▸ **Task statement**
Look through the material below. Copy every line with the string "लखनऊ" in it.

[BEGIN Exercise materials]

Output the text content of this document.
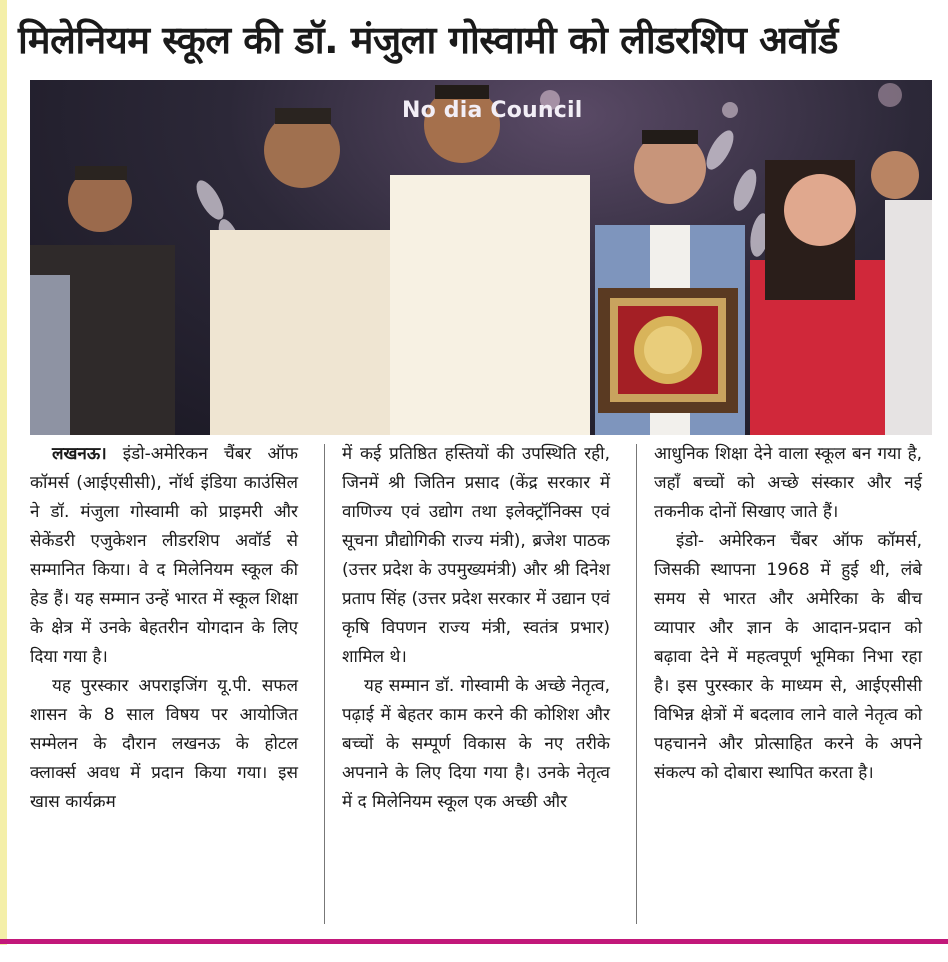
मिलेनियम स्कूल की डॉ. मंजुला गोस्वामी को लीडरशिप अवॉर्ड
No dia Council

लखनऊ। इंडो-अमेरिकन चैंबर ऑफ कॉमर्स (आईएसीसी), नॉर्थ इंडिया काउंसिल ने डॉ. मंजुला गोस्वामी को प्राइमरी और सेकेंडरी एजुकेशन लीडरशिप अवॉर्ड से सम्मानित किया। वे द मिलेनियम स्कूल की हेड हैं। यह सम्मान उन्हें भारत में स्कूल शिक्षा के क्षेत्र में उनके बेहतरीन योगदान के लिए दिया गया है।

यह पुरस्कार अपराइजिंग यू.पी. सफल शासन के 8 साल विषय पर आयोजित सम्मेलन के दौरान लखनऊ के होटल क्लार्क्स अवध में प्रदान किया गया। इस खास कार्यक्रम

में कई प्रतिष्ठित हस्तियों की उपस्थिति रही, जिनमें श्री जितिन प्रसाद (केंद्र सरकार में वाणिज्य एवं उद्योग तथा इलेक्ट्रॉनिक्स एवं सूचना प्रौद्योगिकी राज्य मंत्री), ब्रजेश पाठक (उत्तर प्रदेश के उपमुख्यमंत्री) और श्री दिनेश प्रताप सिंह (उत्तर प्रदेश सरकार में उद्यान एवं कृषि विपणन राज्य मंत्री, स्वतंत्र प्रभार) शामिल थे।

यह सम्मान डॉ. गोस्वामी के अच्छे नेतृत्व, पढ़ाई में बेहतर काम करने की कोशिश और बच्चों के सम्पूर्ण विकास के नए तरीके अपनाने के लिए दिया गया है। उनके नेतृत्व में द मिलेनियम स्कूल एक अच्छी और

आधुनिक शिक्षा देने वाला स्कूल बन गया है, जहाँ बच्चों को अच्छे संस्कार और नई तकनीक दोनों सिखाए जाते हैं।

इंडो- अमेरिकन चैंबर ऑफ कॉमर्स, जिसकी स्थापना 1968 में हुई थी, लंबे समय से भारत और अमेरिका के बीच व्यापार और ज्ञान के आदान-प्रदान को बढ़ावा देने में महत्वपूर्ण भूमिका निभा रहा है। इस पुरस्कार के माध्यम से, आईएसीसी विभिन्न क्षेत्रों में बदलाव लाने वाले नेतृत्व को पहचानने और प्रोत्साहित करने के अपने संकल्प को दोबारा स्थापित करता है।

[END Exercise materials]

▸ **Exercise response**
लखनऊ। इंडो-अमेरिकन चैंबर ऑफ कॉमर्स (आईएसीसी), नॉर्थ इंडिया काउंसिल ने डॉ. मंजुला गोस्वामी को प्राइमरी और सेकेंडरी एजुकेशन लीडरशिप अवॉर्ड से सम्मानित किया। वे द मिलेनियम स्कूल की हेड हैं। यह सम्मान उन्हें भारत में स्कूल शिक्षा के क्षेत्र में उनके बेहतरीन योगदान के लिए दिया गया है।
यह पुरस्कार अपराइजिंग यू.पी. सफल शासन के 8 साल विषय पर आयोजित सम्मेलन के दौरान लखनऊ के होटल क्लार्क्स अवध में प्रदान किया गया। इस खास कार्यक्रम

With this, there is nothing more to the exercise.